- _TASK INSTRUCTIONS_
Wherever the word "toho" appears in a line, extract that line.

- _THE DATA_
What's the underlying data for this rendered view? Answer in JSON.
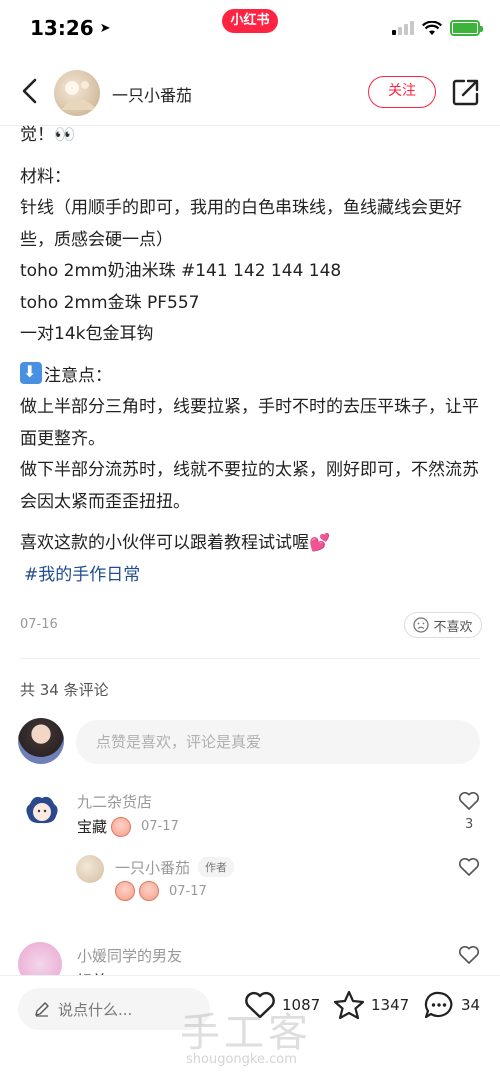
{
  "status_bar": {
    "time": "13:26",
    "brand": "小红书"
  },
  "header": {
    "author_name": "一只小番茄",
    "follow_label": "关注"
  },
  "post": {
    "line_top": "觉！👀",
    "materials_title": "材料：",
    "materials": [
      "针线（用顺手的即可，我用的白色串珠线，鱼线藏线会更好些，质感会硬一点）",
      "toho 2mm奶油米珠 #141 142 144 148",
      "toho 2mm金珠 PF557",
      "一对14k包金耳钩"
    ],
    "notes_title": "注意点：",
    "notes": [
      "做上半部分三角时，线要拉紧，手时不时的去压平珠子，让平面更整齐。",
      "做下半部分流苏时，线就不要拉的太紧，刚好即可，不然流苏会因太紧而歪歪扭扭。"
    ],
    "closing": "喜欢这款的小伙伴可以跟着教程试试喔💕",
    "hashtag": "#我的手作日常",
    "date": "07-16",
    "dislike_label": "不喜欢"
  },
  "comments_section": {
    "count_label": "共 34 条评论",
    "input_placeholder": "点赞是喜欢，评论是真爱",
    "comments": [
      {
        "name": "九二杂货店",
        "text": "宝藏",
        "date": "07-17",
        "likes": "3"
      },
      {
        "name": "一只小番茄",
        "author_tag": "作者",
        "date": "07-17"
      },
      {
        "name": "小媛同学的男友",
        "text": "好美"
      }
    ]
  },
  "bottom_bar": {
    "input_placeholder": "说点什么...",
    "likes": "1087",
    "favorites": "1347",
    "comments": "34"
  },
  "watermark": {
    "main": "手工客",
    "sub": "shougongke.com"
  },
  "colors": {
    "brand": "#ff2442",
    "hashtag": "#224d8f",
    "battery": "#3cb43c"
  }
}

- _COMPLETE OUTPUT_
      "toho 2mm奶油米珠 #141 142 144 148",
      "toho 2mm金珠 PF557",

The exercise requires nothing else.